>> begin

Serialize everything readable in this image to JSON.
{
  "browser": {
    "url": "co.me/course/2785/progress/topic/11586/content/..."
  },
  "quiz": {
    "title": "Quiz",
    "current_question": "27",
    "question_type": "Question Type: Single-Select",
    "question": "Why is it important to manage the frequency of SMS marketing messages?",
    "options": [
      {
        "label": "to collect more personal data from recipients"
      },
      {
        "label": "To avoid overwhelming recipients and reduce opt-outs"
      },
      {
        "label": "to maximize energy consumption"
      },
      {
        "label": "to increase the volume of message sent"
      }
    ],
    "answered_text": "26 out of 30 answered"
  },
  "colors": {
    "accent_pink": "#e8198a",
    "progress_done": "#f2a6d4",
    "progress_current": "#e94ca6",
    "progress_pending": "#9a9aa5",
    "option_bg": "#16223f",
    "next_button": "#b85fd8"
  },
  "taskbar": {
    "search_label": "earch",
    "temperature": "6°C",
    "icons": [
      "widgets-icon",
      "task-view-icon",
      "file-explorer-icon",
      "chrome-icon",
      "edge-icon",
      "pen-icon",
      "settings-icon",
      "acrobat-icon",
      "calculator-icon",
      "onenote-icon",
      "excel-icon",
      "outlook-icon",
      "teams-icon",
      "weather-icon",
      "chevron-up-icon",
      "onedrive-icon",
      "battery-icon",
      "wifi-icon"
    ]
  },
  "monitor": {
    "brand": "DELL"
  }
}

>> end

*Exercise objective*:
Search the data for "recipients". Copy every matching line.

*Answer*:
        "label": "to collect more personal data from recipients"
        "label": "To avoid overwhelming recipients and reduce opt-outs"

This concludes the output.